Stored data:

⟨

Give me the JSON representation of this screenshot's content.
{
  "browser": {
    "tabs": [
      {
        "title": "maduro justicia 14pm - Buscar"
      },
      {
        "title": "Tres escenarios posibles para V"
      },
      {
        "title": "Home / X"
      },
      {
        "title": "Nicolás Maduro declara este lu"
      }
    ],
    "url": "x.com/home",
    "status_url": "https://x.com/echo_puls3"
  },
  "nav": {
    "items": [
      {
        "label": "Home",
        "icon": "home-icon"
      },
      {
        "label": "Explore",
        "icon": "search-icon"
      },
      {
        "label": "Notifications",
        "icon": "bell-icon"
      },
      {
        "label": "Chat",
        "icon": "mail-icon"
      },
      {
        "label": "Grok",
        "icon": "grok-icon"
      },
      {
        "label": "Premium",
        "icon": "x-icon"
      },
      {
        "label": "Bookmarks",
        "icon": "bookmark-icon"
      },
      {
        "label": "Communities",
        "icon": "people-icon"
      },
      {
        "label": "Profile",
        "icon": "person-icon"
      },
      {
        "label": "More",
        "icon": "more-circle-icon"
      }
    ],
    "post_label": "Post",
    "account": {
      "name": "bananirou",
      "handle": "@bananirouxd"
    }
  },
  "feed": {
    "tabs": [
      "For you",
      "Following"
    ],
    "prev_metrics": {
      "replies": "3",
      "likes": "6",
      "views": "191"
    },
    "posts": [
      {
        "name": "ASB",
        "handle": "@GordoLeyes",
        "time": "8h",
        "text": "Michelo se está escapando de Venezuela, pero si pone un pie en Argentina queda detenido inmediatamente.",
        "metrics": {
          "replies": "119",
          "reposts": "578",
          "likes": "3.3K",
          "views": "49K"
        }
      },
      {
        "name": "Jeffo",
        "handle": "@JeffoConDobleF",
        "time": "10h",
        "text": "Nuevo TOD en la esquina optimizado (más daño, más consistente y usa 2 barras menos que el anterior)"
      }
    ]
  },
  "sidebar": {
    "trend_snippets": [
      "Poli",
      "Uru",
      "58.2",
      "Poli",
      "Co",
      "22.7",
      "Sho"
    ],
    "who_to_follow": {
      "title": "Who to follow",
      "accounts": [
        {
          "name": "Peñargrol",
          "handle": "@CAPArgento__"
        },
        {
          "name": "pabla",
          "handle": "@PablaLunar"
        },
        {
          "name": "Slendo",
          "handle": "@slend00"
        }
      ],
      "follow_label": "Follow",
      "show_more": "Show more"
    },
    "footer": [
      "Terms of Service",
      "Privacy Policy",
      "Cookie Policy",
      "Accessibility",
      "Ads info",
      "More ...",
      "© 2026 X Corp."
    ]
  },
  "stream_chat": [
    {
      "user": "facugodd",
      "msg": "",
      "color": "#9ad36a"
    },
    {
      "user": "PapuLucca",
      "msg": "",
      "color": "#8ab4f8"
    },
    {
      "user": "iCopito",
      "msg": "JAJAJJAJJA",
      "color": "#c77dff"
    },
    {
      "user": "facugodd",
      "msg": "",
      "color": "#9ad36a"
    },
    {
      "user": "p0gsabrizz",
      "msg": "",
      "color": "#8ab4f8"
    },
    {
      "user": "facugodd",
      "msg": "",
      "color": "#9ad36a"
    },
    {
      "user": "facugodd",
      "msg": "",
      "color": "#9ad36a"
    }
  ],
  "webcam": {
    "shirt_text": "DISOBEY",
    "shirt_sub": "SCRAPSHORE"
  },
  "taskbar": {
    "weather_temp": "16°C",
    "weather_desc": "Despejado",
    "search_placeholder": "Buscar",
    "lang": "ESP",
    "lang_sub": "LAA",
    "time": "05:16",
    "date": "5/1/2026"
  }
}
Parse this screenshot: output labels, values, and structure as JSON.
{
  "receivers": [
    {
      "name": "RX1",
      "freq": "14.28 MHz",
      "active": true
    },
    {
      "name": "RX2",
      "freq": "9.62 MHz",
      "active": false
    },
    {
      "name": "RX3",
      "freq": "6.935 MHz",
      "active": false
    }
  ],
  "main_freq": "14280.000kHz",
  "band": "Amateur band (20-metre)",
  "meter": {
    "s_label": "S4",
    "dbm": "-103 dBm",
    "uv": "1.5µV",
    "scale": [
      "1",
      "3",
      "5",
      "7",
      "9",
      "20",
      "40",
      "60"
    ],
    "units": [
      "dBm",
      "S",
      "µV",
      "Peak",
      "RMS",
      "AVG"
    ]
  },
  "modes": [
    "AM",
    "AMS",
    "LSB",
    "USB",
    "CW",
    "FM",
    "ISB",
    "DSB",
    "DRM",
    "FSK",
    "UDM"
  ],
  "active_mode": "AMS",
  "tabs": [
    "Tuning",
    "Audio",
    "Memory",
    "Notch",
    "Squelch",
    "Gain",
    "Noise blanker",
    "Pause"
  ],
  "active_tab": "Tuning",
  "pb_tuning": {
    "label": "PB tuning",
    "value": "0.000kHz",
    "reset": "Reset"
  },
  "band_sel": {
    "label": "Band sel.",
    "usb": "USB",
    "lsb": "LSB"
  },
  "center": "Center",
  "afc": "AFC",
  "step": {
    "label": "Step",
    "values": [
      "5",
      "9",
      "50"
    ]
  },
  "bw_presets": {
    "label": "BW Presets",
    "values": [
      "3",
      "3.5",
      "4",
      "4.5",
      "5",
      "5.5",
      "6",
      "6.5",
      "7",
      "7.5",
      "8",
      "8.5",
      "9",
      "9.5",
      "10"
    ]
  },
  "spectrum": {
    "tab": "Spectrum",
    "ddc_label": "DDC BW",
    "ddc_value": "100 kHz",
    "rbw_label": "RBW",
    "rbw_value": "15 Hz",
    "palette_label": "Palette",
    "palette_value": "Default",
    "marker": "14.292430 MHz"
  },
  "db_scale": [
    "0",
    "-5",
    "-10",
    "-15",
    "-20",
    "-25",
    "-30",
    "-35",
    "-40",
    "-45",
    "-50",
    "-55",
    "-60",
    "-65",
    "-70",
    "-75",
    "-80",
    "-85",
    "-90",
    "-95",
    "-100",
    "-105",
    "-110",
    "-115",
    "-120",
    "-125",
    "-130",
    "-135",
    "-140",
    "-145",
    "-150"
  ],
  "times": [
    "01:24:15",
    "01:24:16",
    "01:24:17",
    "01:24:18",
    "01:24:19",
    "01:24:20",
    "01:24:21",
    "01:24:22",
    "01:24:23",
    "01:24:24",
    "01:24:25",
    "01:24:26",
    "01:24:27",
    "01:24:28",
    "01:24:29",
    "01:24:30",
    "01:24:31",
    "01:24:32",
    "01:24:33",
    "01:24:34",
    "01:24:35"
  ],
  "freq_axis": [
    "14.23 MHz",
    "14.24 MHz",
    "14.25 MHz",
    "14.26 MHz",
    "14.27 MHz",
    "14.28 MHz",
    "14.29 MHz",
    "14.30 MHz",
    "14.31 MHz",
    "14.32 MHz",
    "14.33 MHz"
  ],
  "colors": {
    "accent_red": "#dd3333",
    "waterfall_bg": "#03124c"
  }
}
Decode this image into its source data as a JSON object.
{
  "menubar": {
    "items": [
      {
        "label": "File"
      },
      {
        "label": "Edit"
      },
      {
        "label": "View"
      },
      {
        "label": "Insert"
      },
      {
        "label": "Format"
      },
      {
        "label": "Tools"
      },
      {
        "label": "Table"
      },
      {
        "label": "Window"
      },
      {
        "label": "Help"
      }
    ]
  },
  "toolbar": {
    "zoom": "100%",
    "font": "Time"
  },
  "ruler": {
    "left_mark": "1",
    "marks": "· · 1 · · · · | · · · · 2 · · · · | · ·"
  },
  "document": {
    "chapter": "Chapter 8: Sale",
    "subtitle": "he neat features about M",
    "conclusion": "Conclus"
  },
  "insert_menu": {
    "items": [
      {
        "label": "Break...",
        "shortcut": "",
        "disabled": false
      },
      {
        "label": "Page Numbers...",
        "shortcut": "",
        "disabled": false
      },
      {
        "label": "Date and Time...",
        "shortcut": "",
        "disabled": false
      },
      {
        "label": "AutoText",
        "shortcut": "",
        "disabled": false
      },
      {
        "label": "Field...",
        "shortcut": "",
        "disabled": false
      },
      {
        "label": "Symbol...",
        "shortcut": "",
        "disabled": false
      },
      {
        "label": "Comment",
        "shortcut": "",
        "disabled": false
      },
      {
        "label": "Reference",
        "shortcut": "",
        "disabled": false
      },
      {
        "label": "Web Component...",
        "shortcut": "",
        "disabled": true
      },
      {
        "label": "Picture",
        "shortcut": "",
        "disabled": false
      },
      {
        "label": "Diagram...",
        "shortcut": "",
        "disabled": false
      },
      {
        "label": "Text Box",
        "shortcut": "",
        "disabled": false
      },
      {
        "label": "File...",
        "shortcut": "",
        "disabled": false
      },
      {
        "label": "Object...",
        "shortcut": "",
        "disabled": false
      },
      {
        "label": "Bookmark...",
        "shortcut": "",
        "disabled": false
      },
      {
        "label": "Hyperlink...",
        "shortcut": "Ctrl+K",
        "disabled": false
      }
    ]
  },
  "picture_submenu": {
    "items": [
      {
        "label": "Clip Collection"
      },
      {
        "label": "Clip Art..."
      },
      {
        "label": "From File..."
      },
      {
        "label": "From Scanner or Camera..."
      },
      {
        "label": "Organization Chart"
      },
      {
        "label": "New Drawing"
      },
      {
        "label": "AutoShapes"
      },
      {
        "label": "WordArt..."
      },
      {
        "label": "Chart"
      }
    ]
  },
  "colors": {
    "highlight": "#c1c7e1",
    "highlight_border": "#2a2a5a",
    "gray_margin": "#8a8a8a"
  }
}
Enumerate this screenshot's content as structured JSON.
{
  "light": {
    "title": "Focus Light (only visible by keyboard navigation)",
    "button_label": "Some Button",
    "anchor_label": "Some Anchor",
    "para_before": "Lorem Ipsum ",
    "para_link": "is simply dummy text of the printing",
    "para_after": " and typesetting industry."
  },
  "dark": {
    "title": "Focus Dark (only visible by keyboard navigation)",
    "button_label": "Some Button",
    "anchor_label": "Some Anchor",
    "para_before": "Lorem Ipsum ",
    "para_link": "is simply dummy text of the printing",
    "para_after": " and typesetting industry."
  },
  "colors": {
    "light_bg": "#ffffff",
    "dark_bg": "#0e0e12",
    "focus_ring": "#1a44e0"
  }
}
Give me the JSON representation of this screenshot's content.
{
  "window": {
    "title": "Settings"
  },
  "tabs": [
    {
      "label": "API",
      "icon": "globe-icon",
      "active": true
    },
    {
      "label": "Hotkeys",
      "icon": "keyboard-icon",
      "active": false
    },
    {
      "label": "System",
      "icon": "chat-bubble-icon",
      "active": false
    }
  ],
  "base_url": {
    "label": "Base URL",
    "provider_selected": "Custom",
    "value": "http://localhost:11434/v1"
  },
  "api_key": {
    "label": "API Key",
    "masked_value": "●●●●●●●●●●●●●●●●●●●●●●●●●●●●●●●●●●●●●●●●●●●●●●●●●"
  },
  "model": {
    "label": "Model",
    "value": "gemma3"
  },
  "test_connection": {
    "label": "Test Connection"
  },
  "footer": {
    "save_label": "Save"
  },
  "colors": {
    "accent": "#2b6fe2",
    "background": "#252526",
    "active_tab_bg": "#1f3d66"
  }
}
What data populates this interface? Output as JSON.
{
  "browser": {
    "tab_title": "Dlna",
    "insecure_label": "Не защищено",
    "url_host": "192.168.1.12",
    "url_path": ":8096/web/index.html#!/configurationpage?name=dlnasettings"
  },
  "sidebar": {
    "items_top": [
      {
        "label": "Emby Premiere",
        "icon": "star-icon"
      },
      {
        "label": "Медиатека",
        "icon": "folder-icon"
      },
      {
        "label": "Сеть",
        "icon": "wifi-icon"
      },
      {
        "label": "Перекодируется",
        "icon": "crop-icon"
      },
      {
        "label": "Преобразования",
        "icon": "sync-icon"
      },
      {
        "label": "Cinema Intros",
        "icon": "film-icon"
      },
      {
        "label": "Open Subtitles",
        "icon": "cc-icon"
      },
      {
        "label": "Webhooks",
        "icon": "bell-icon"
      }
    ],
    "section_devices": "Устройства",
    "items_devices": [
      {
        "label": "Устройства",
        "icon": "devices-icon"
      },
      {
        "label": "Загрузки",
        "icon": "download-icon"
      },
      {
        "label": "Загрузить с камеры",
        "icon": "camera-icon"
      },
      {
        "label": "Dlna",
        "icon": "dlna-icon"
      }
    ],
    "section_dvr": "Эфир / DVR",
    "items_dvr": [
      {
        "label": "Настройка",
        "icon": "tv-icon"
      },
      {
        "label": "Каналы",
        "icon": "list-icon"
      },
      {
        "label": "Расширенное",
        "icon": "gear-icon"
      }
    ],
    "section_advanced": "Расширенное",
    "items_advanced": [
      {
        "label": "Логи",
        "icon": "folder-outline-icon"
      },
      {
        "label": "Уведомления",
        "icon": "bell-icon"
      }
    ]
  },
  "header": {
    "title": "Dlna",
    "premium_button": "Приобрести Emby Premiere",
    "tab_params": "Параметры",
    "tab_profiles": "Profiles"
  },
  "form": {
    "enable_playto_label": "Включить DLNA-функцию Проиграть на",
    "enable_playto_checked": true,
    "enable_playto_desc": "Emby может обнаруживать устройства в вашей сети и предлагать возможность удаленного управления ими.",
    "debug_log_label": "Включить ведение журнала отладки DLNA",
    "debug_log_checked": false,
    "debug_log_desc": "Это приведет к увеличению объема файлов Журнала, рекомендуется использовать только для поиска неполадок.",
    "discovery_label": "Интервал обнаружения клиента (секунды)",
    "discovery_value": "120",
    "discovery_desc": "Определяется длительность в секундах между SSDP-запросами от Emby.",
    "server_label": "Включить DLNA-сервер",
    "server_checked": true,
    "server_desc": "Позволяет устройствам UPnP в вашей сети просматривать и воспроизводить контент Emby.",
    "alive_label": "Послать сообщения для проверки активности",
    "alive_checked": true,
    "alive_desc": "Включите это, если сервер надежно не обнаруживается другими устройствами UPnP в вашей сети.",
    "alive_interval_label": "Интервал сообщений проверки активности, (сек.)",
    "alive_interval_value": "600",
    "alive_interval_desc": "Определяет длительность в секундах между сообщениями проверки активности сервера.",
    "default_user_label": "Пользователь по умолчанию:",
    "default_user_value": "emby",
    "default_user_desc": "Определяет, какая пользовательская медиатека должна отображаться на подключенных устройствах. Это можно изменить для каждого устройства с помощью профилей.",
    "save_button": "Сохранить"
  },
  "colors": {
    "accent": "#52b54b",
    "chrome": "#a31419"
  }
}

⟩

From the entries, copy out each line containing the word "name".

      "name": "bananirou",
        "name": "ASB",
        "name": "Jeffo",
          "name": "Peñargrol",
          "name": "pabla",
          "name": "Slendo",
      "name": "RX1",
      "name": "RX2",
      "name": "RX3",
    "url_path": ":8096/web/index.html#!/configurationpage?name=dlnasettings"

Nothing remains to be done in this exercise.